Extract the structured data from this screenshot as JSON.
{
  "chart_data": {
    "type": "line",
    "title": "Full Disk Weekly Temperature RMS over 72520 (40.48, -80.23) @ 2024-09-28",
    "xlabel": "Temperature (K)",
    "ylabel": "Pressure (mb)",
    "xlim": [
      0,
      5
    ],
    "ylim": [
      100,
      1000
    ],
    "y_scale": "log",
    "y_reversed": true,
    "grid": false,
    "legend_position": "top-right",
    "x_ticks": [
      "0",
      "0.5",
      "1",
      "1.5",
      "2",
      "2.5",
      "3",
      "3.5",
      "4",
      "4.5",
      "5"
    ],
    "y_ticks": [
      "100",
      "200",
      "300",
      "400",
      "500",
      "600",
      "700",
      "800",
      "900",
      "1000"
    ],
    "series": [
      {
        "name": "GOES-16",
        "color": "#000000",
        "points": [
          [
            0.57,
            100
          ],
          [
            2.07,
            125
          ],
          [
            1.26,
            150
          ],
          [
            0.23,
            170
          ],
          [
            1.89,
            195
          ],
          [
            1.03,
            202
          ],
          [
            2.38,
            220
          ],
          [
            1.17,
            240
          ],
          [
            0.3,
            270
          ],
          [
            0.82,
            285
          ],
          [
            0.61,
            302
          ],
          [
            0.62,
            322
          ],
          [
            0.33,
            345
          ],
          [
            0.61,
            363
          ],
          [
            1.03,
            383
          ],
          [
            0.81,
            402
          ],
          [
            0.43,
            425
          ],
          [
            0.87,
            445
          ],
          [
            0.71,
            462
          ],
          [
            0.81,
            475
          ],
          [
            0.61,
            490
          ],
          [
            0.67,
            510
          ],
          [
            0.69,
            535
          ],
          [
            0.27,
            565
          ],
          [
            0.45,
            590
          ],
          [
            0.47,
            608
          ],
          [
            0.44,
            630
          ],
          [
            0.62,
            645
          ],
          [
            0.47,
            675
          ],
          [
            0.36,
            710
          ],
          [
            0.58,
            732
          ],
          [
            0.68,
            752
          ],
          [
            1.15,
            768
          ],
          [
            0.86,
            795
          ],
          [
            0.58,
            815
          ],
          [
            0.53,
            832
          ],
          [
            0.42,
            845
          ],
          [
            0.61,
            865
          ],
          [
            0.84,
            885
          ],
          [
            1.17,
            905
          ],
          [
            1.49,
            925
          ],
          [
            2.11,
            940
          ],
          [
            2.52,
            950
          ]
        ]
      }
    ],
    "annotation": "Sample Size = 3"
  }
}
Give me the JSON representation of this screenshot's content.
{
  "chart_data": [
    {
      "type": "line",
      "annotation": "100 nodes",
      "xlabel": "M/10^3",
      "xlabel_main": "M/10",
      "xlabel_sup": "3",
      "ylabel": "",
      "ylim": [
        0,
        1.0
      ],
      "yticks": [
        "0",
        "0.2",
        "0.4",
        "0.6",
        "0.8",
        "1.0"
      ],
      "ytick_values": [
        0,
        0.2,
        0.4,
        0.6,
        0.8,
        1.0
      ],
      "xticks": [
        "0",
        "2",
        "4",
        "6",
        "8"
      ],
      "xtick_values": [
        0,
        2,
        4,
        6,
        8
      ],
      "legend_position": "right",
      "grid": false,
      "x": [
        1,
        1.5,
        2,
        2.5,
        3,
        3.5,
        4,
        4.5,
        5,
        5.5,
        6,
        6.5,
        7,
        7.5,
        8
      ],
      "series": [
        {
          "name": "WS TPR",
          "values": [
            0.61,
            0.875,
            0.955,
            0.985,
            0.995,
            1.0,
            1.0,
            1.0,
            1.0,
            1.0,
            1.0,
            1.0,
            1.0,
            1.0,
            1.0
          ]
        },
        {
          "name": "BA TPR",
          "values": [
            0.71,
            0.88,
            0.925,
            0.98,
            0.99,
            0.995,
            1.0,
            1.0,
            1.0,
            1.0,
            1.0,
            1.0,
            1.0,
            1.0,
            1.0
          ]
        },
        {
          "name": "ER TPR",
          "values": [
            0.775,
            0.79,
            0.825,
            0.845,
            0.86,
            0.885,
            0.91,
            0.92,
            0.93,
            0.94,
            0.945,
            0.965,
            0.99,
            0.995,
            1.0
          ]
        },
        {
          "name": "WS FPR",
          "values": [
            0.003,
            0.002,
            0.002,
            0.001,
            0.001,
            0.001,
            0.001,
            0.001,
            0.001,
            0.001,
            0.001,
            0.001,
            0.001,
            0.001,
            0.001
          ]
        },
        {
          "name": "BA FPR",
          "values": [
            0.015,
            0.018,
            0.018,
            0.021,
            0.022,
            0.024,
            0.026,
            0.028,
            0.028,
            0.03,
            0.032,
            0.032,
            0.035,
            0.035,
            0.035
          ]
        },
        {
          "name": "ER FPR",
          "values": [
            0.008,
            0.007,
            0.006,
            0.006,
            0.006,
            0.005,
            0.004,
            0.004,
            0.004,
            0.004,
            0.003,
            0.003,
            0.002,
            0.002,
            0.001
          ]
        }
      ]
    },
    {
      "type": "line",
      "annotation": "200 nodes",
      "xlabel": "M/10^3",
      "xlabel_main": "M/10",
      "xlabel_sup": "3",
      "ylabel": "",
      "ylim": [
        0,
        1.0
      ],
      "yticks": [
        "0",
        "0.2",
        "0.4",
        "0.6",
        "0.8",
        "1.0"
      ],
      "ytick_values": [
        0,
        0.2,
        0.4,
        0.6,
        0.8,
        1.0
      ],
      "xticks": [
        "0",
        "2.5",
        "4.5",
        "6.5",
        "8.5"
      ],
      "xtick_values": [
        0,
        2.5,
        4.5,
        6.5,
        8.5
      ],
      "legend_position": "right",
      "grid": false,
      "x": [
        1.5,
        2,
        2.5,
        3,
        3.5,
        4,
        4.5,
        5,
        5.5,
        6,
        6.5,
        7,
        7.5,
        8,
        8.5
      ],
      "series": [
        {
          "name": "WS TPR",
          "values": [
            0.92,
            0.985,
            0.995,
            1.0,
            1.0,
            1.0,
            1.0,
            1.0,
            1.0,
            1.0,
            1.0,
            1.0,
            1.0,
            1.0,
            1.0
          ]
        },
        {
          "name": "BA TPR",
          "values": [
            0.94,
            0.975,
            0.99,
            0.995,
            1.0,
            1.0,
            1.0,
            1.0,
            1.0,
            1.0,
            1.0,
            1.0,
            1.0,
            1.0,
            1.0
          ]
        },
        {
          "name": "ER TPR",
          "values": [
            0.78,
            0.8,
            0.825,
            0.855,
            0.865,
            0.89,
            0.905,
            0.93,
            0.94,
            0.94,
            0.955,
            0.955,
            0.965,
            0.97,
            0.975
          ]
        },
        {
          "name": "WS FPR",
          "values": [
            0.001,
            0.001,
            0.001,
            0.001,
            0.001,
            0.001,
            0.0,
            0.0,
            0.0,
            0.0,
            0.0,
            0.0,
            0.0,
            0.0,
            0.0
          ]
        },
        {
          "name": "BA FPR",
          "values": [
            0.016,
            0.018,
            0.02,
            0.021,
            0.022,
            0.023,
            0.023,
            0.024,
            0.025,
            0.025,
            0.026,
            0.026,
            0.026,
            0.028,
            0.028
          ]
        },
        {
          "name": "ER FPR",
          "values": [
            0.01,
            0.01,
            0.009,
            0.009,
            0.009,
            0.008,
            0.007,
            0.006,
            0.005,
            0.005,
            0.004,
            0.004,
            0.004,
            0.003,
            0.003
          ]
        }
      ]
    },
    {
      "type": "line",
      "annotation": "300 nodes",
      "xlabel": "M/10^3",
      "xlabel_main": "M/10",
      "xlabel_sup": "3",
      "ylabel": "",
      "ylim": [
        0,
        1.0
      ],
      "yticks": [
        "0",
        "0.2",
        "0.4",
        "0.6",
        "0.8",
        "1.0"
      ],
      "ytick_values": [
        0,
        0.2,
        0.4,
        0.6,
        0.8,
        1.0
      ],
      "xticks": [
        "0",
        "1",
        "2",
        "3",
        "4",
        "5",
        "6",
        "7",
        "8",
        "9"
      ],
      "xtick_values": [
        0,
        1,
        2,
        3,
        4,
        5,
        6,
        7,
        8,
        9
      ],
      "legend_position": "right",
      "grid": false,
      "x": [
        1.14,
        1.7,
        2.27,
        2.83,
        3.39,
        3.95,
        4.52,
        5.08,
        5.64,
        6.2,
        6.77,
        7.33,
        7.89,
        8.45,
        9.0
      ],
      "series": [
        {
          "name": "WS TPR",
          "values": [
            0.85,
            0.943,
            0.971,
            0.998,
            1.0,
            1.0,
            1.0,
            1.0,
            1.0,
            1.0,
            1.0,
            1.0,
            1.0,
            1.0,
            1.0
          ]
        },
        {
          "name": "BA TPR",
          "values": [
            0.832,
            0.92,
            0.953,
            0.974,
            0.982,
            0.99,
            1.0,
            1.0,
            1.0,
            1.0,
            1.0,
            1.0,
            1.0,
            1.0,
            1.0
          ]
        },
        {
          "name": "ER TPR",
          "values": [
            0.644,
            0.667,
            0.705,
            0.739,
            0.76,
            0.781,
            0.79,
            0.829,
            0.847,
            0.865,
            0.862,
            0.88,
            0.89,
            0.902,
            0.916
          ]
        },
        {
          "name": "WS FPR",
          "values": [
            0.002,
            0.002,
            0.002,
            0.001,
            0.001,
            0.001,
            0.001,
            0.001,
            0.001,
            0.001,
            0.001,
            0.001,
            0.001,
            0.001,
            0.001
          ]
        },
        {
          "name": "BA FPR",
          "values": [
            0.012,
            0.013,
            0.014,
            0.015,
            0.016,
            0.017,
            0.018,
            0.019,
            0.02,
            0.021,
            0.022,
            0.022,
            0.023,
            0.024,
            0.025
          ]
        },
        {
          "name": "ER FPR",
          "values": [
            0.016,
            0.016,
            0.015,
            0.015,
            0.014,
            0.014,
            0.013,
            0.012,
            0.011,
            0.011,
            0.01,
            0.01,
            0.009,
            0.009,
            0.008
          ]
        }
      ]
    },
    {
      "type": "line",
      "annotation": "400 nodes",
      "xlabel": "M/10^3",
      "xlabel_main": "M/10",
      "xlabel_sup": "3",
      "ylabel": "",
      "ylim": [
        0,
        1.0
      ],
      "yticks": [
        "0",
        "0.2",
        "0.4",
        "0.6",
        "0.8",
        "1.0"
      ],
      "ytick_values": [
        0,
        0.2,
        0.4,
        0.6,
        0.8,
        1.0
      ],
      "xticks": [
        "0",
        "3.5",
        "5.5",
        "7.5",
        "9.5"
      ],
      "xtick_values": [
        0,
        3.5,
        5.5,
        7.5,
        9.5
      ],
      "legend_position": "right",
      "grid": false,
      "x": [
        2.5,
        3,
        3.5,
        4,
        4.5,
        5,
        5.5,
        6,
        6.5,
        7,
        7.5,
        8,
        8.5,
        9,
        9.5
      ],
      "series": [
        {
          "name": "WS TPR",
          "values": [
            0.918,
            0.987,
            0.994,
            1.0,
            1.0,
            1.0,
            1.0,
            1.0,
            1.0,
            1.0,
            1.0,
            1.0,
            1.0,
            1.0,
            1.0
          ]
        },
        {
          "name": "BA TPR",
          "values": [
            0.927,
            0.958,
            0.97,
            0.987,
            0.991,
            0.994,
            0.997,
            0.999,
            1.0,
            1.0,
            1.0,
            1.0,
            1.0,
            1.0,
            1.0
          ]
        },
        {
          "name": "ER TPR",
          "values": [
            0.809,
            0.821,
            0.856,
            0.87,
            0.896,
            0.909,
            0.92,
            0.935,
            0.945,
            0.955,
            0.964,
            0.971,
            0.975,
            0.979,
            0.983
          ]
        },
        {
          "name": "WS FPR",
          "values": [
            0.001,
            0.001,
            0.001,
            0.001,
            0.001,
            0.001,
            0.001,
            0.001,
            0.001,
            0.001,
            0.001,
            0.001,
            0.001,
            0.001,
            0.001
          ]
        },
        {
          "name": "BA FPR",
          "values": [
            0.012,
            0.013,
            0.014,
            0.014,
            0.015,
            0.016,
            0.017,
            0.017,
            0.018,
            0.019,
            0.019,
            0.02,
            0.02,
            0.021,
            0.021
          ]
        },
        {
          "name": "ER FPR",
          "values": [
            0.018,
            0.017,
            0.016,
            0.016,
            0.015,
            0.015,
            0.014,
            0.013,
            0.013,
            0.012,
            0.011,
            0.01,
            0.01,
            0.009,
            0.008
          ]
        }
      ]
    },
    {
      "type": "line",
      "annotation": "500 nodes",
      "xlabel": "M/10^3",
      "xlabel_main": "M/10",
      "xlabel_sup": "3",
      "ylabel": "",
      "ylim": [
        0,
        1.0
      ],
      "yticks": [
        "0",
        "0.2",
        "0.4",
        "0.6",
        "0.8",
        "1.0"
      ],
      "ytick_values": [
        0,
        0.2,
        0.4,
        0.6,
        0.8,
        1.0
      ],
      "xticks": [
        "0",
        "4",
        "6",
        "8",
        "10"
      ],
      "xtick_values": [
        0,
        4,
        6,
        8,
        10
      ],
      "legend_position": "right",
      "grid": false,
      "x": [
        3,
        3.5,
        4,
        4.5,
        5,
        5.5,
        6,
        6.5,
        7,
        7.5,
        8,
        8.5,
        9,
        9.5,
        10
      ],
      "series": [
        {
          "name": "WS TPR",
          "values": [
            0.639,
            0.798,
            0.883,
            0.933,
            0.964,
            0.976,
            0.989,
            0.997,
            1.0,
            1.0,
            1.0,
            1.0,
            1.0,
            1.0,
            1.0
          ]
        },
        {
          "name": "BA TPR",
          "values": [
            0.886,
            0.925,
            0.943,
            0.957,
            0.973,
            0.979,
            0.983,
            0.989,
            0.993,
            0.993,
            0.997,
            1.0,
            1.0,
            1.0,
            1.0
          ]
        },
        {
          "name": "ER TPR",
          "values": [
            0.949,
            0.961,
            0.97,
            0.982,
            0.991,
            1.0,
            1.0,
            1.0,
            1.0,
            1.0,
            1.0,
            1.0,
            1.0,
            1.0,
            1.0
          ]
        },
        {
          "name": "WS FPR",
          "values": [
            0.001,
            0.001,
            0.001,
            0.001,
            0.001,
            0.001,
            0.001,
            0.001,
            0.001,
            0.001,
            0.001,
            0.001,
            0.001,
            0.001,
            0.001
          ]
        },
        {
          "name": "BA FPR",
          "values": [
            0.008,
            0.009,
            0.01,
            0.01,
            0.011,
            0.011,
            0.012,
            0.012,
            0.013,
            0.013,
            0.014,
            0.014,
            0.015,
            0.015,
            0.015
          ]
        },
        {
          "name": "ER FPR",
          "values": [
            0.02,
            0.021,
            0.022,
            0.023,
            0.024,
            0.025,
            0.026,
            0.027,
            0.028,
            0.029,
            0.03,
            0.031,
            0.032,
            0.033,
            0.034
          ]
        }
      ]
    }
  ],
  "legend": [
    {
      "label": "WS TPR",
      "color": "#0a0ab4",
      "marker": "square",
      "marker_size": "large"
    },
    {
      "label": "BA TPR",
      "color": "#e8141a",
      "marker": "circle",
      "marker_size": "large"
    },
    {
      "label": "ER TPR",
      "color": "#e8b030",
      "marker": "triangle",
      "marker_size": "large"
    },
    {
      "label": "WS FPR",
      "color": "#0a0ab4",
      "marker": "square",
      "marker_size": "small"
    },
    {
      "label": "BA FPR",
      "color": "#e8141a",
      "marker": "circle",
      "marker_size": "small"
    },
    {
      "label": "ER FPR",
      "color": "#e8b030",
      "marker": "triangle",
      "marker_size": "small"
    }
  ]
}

════════

▸ Goal: Report only the number of lines in the data above that contain "annotation".

▸ Response to this task: 6